Exercise requirements - Copy out each line of the data that holds the word "more".

▬▬▬▬▬▬▬▬▬▬

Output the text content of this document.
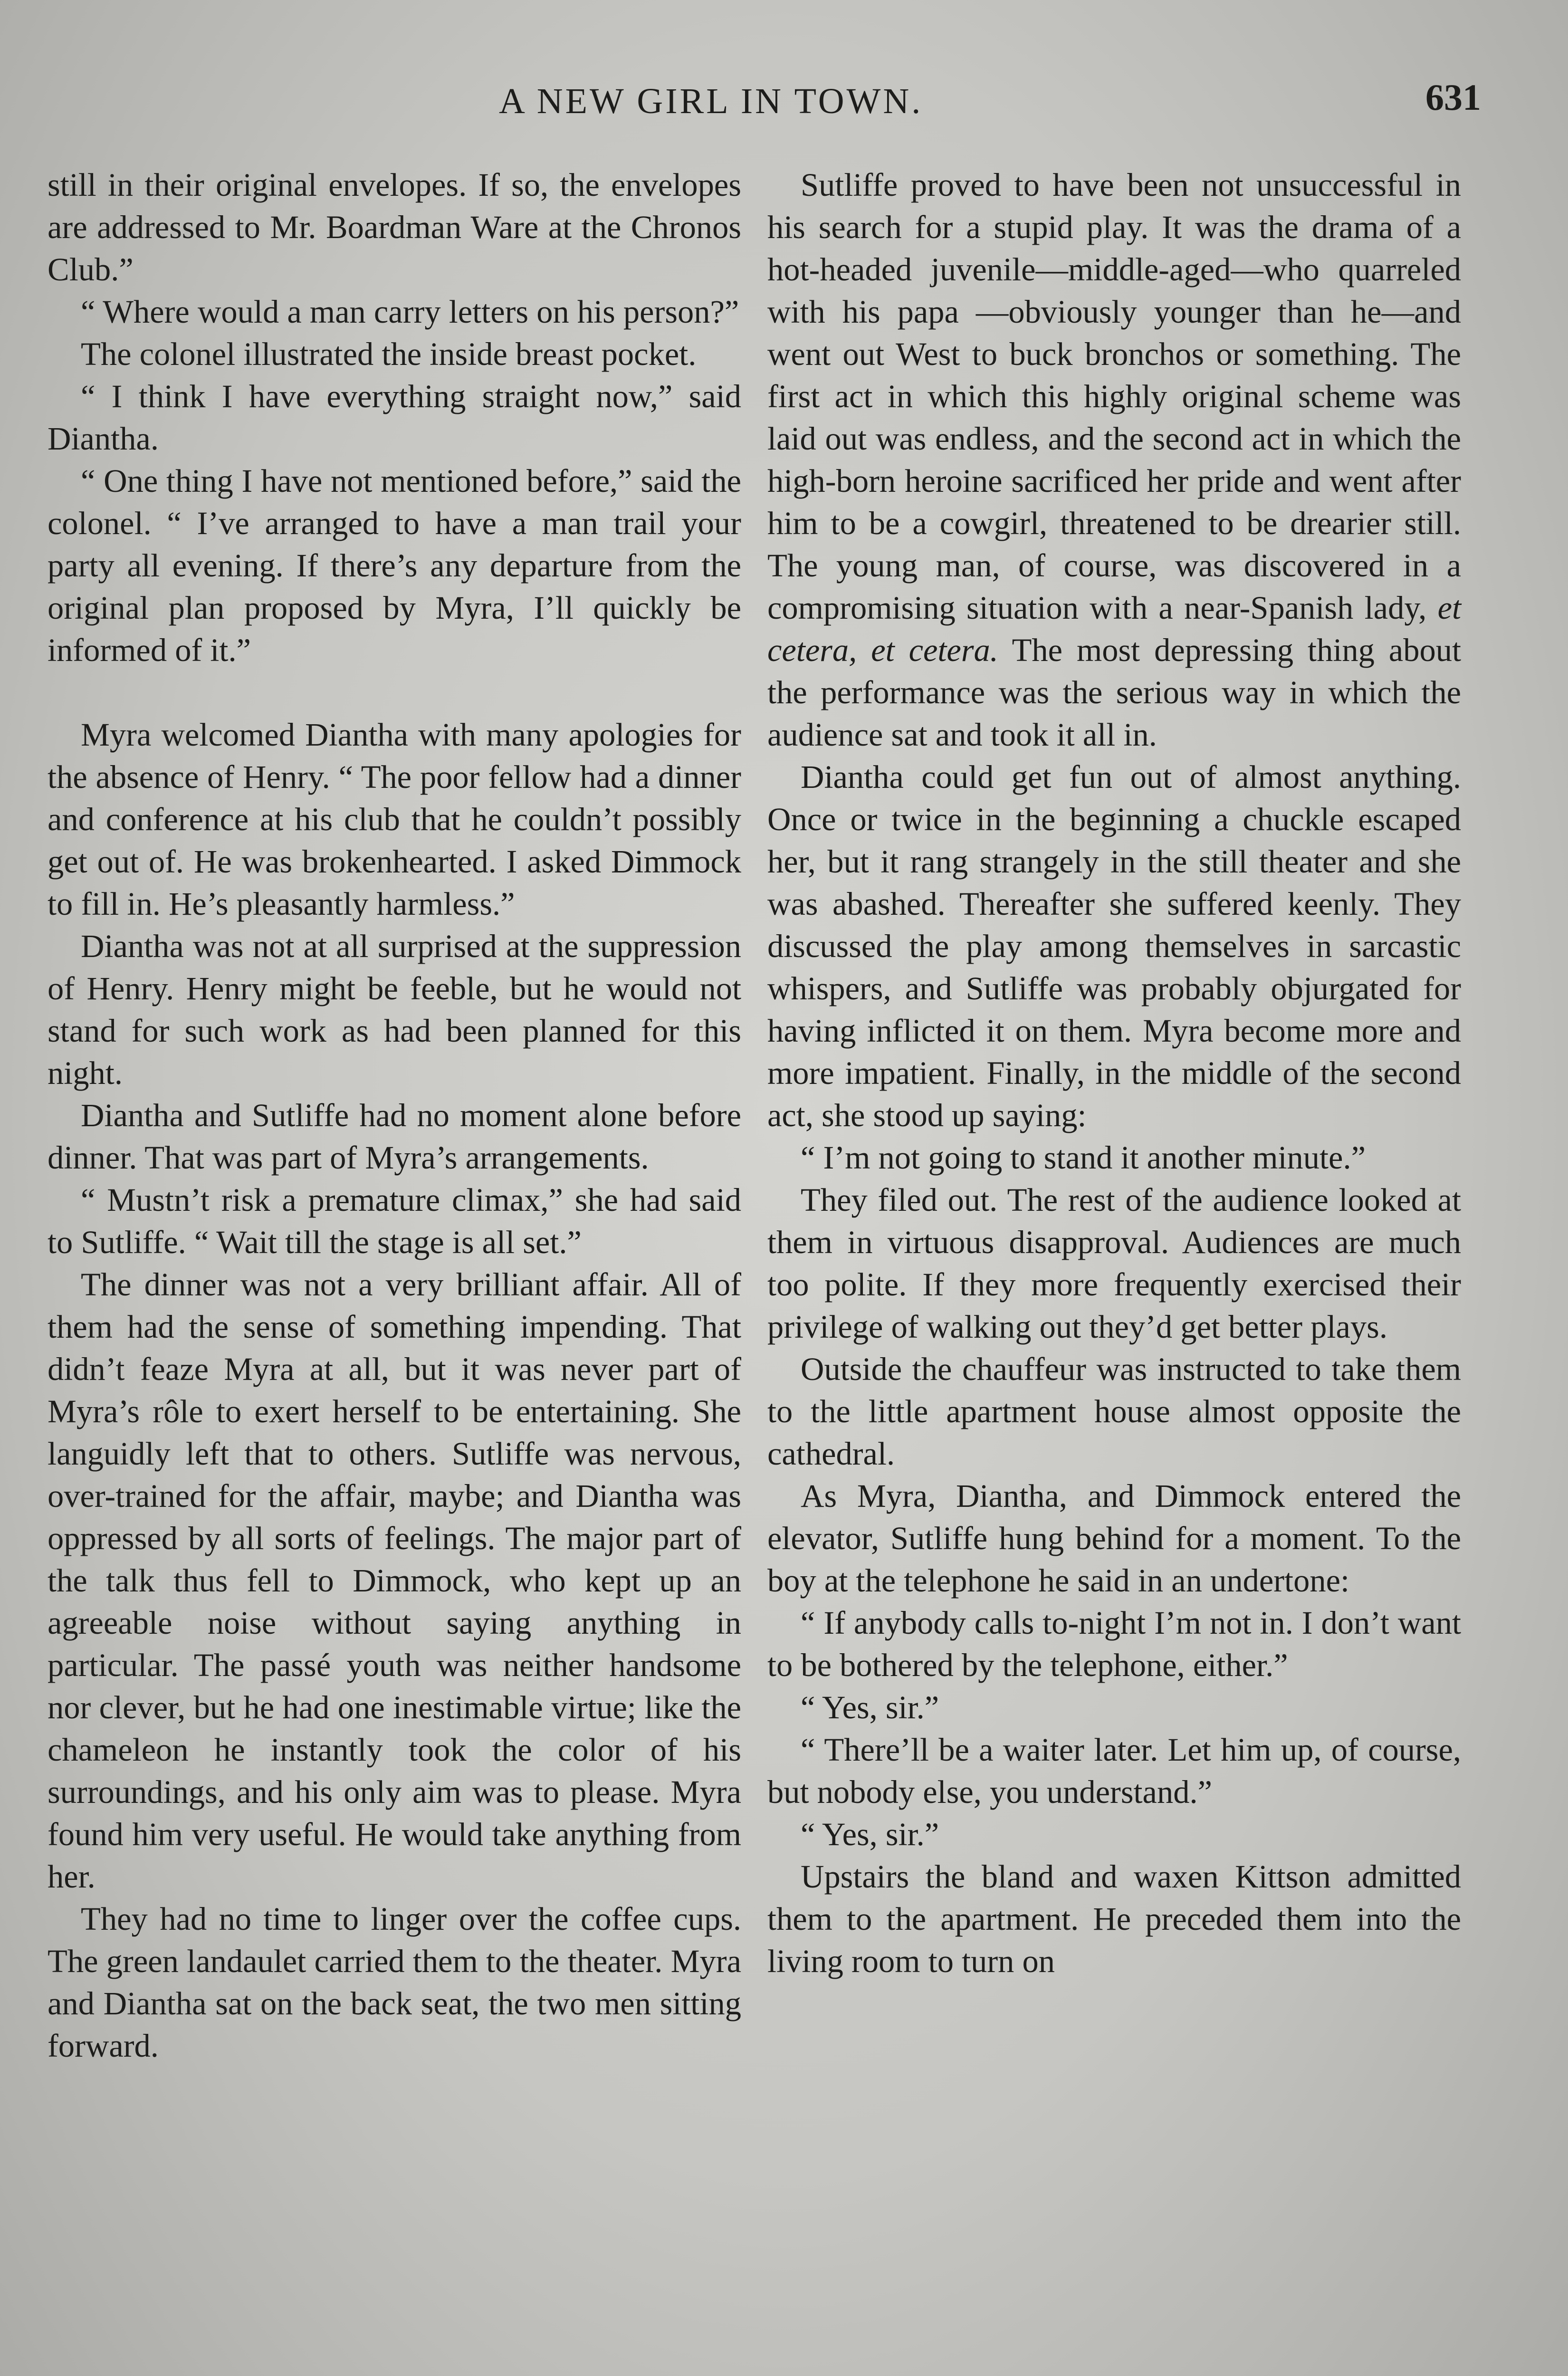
A NEW GIRL IN TOWN.	631

still in their original envelopes. If so, the envelopes are addressed to Mr. Boardman Ware at the Chronos Club.”

“ Where would a man carry letters on his person?”

The colonel illustrated the inside breast pocket.

“ I think I have everything straight now,” said Diantha.

“ One thing I have not mentioned before,” said the colonel. “ I’ve arranged to have a man trail your party all evening. If there’s any departure from the original plan proposed by Myra, I’ll quickly be informed of it.”

Myra welcomed Diantha with many apologies for the absence of Henry. “ The poor fellow had a dinner and conference at his club that he couldn’t possibly get out of. He was brokenhearted. I asked Dimmock to fill in. He’s pleasantly harmless.”

Diantha was not at all surprised at the suppression of Henry. Henry might be feeble, but he would not stand for such work as had been planned for this night.

Diantha and Sutliffe had no moment alone before dinner. That was part of Myra’s arrangements.

“ Mustn’t risk a premature climax,” she had said to Sutliffe. “ Wait till the stage is all set.”

The dinner was not a very brilliant affair. All of them had the sense of something impending. That didn’t feaze Myra at all, but it was never part of Myra’s rôle to exert herself to be entertaining. She languidly left that to others. Sutliffe was nervous, over-trained for the affair, maybe; and Diantha was oppressed by all sorts of feelings. The major part of the talk thus fell to Dimmock, who kept up an agreeable noise without saying anything in particular. The passé youth was neither handsome nor clever, but he had one inestimable virtue; like the chameleon he instantly took the color of his surroundings, and his only aim was to please. Myra found him very useful. He would take anything from her.

They had no time to linger over the coffee cups. The green landaulet carried them to the theater. Myra and Diantha sat on the back seat, the two men sitting forward.

Sutliffe proved to have been not unsuccessful in his search for a stupid play. It was the drama of a hot-headed juvenile—middle-aged—who quarreled with his papa —obviously younger than he—and went out West to buck bronchos or something. The first act in which this highly original scheme was laid out was endless, and the second act in which the high-born heroine sacrificed her pride and went after him to be a cowgirl, threatened to be drearier still. The young man, of course, was discovered in a compromising situation with a near-Spanish lady, et cetera, et cetera. The most depressing thing about the performance was the serious way in which the audience sat and took it all in.

Diantha could get fun out of almost anything. Once or twice in the beginning a chuckle escaped her, but it rang strangely in the still theater and she was abashed. Thereafter she suffered keenly. They discussed the play among themselves in sarcastic whispers, and Sutliffe was probably objurgated for having inflicted it on them. Myra become more and more impatient. Finally, in the middle of the second act, she stood up saying:

“ I’m not going to stand it another minute.”

They filed out. The rest of the audience looked at them in virtuous disapproval. Audiences are much too polite. If they more frequently exercised their privilege of walking out they’d get better plays.

Outside the chauffeur was instructed to take them to the little apartment house almost opposite the cathedral.

As Myra, Diantha, and Dimmock entered the elevator, Sutliffe hung behind for a moment. To the boy at the telephone he said in an undertone:

“ If anybody calls to-night I’m not in. I don’t want to be bothered by the telephone, either.”

“ Yes, sir.”

“ There’ll be a waiter later. Let him up, of course, but nobody else, you understand.”

“ Yes, sir.”

Upstairs the bland and waxen Kittson admitted them to the apartment. He preceded them into the living room to turn on
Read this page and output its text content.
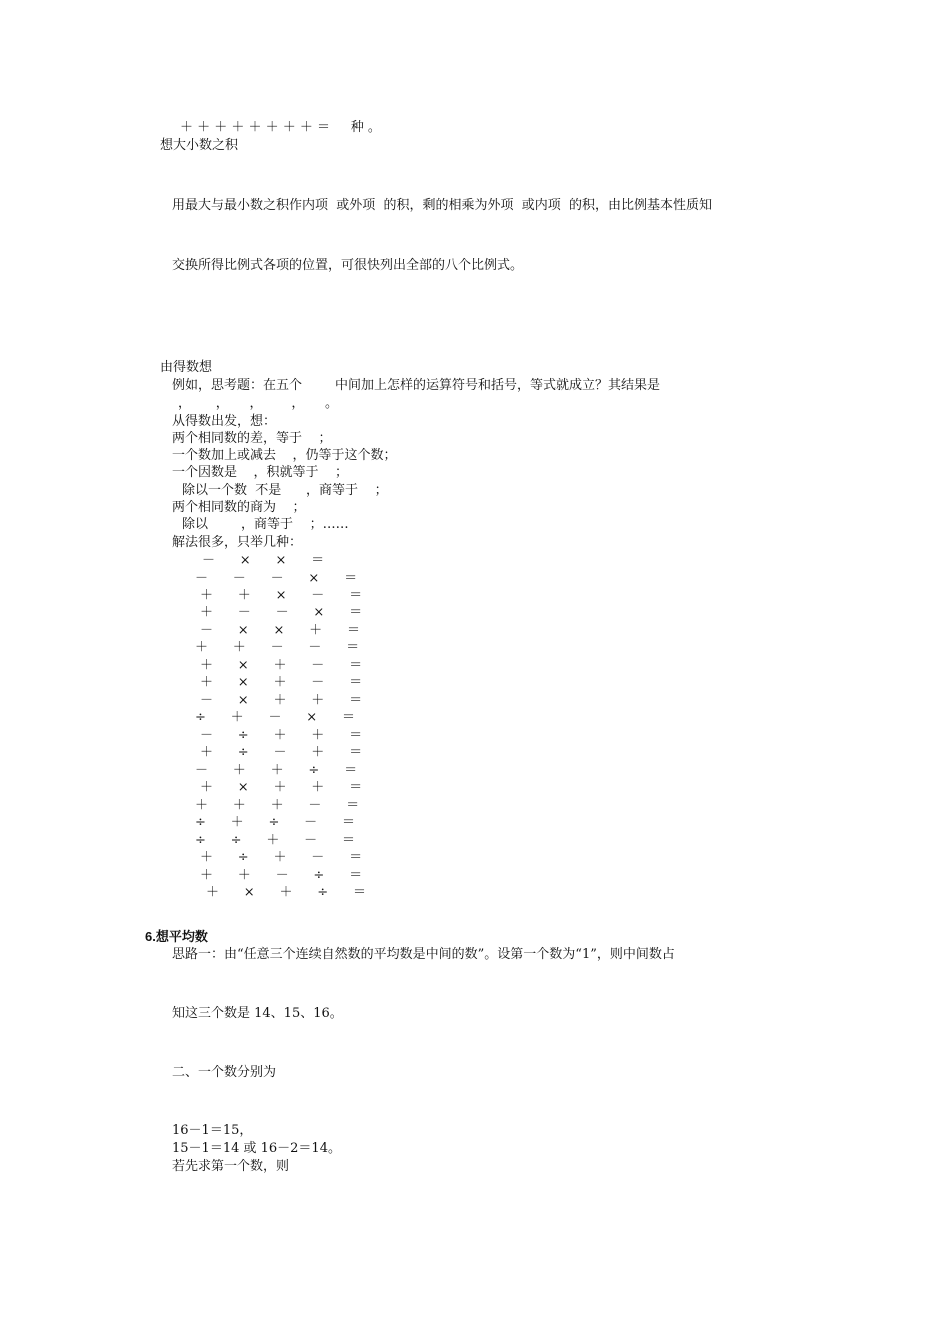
＋ ＋ ＋ ＋ ＋ ＋ ＋ ＋ ＝     种 。
想大小数之积
用最大与最小数之积作内项  或外项  的积，剩的相乘为外项  或内项  的积，由比例基本性质知
交换所得比例式各项的位置，可很快列出全部的八个比例式。
由得数想
例如，思考题：在五个        中间加上怎样的运算符号和括号，等式就成立？其结果是
，      ，     ，       ，     。
从得数出发，想：
两个相同数的差，等于    ；
一个数加上或减去    ，仍等于这个数；
一个因数是    ，积就等于    ；
除以一个数  不是      ，商等于    ；
两个相同数的商为    ；
除以        ，商等于    ；……
解法很多，只举几种：
－      ×      ×      ＝
－      －      －      ×      ＝
＋      ＋      ×      －      ＝
＋      －      －      ×      ＝
－      ×      ×      ＋      ＝
＋      ＋      －      －      ＝
＋      ×      ＋      －      ＝
＋      ×      ＋      －      ＝
－      ×      ＋      ＋      ＝
÷      ＋      －      ×      ＝
－      ÷      ＋      ＋      ＝
＋      ÷      －      ＋      ＝
－      ＋      ＋      ÷      ＝
＋      ×      ＋      ＋      ＝
＋      ＋      ＋      －      ＝
÷      ＋      ÷      －      ＝
÷      ÷      ＋      －      ＝
＋      ÷      ＋      －      ＝
＋      ＋      －      ÷      ＝
＋      ×      ＋      ÷      ＝
6.想平均数
思路一：由“任意三个连续自然数的平均数是中间的数”。设第一个数为“1”，则中间数占
知这三个数是 14、15、16。
二、一个数分别为
16－1＝15，
15－1＝14 或 16－2＝14。
若先求第一个数，则
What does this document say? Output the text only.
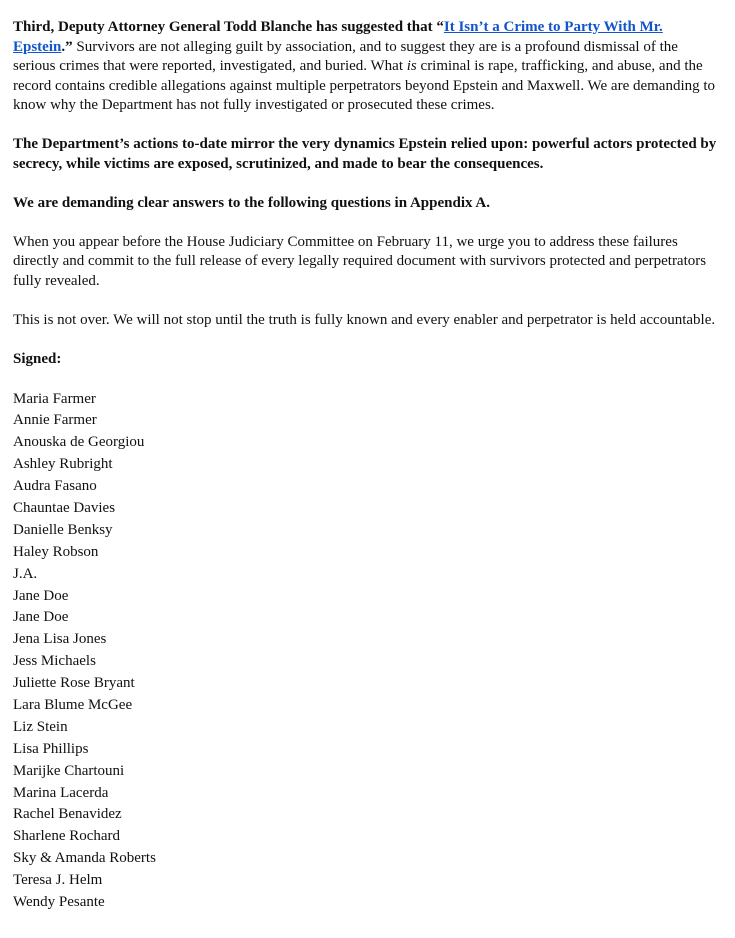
Third, Deputy Attorney General Todd Blanche has suggested that “It Isn’t a Crime to Party With Mr. Epstein.” Survivors are not alleging guilt by association, and to suggest they are is a profound dismissal of the serious crimes that were reported, investigated, and buried. What is criminal is rape, trafficking, and abuse, and the record contains credible allegations against multiple perpetrators beyond Epstein and Maxwell. We are demanding to know why the Department has not fully investigated or prosecuted these crimes.

The Department’s actions to-date mirror the very dynamics Epstein relied upon: powerful actors protected by secrecy, while victims are exposed, scrutinized, and made to bear the consequences.

We are demanding clear answers to the following questions in Appendix A.

When you appear before the House Judiciary Committee on February 11, we urge you to address these failures directly and commit to the full release of every legally required document with survivors protected and perpetrators fully revealed.

This is not over. We will not stop until the truth is fully known and every enabler and perpetrator is held accountable.

Signed:

Maria Farmer
Annie Farmer
Anouska de Georgiou
Ashley Rubright
Audra Fasano
Chauntae Davies
Danielle Benksy
Haley Robson
J.A.
Jane Doe
Jane Doe
Jena Lisa Jones
Jess Michaels
Juliette Rose Bryant
Lara Blume McGee
Liz Stein
Lisa Phillips
Marijke Chartouni
Marina Lacerda
Rachel Benavidez
Sharlene Rochard
Sky & Amanda Roberts
Teresa J. Helm
Wendy Pesante
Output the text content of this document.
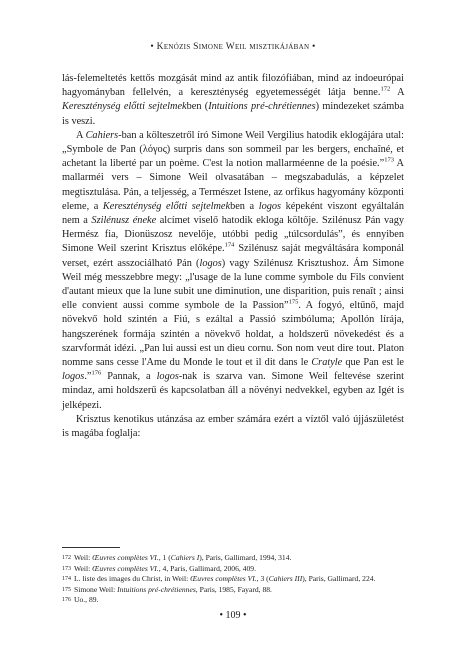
• Kenózis Simone Weil misztikájában •

lás-felemeltetés kettős mozgását mind az antik filozófiában, mind az indoeurópai hagyományban fellelvén, a kereszténység egyetemességét látja benne.$^{172}$ A Kereszténység előtti sejtelmekben (Intuitions pré-chrétiennes) mindezeket számba is veszi.

A Cahiers-ban a költeszetről író Simone Weil Vergilius hatodik eklogájára utal: „Symbole de Pan (λόγος) surpris dans son sommeil par les bergers, enchaîné, et achetant la liberté par un poème. C'est la notion mallarméenne de la poésie.”$^{173}$ A mallarméi vers – Simone Weil olvasatában – megszabadulás, a képzelet megtisztulása. Pán, a teljesség, a Természet Istene, az orfikus hagyomány központi eleme, a Kereszténység előtti sejtelmekben a logos képeként viszont egyáltalán nem a Szilénusz éneke alcímet viselő hatodik ekloga költője. Szilénusz Pán vagy Hermész fia, Dionüszosz nevelője, utóbbi pedig „túlcsordulás”, és ennyiben Simone Weil szerint Krisztus előképe.$^{174}$ Szilénusz saját megváltására komponál verset, ezért asszociálható Pán (logos) vagy Szilénusz Krisztushoz. Ám Simone Weil még messzebbre megy: „l'usage de la lune comme symbole du Fils convient d'autant mieux que la lune subit une diminution, une disparition, puis renaît ; ainsi elle convient aussi comme symbole de la Passion”$^{175}$. A fogyó, eltűnő, majd növekvő hold szintén a Fiú, s ezáltal a Passió szimbóluma; Apollón lírája, hangszerének formája szintén a növekvő holdat, a holdszerű növekedést és a szarvformát idézi. „Pan lui aussi est un dieu cornu. Son nom veut dire tout. Platon nomme sans cesse l'Ame du Monde le tout et il dit dans le Cratyle que Pan est le logos.”$^{176}$ Pannak, a logos-nak is szarva van. Simone Weil feltevése szerint mindaz, ami holdszerű és kapcsolatban áll a növényi nedvekkel, egyben az Igét is jelképezi.

Krisztus kenotikus utánzása az ember számára ezért a víztől való újjászületést is magába foglalja:

172 Weil: Œuvres complètes VI., 1 (Cahiers I), Paris, Gallimard, 1994, 314.
173 Weil: Œuvres complètes VI., 4, Paris, Gallimard, 2006, 409.
174 L. liste des images du Christ, in Weil: Œuvres complètes VI., 3 (Cahiers III), Paris, Gallimard, 224.
175 Simone Weil: Intuitions pré-chrétiennes, Paris, 1985, Fayard, 88.
176 Uo., 89.
• 109 •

▬▬▬▬▬▬▬▬▬▬

Task answer -
Diantha could get fun out of almost anything. Once or twice in the beginning a chuckle escaped her, but it rang strangely in the still theater and she was abashed. Thereafter she suffered keenly. They discussed the play among themselves in sarcastic whispers, and Sutliffe was probably objurgated for having inflicted it on them. Myra become more and more impatient. Finally, in the middle of the second act, she stood up saying:
They filed out. The rest of the audience looked at them in virtuous disapproval. Audiences are much too polite. If they more frequently exercised their privilege of walking out they’d get better plays.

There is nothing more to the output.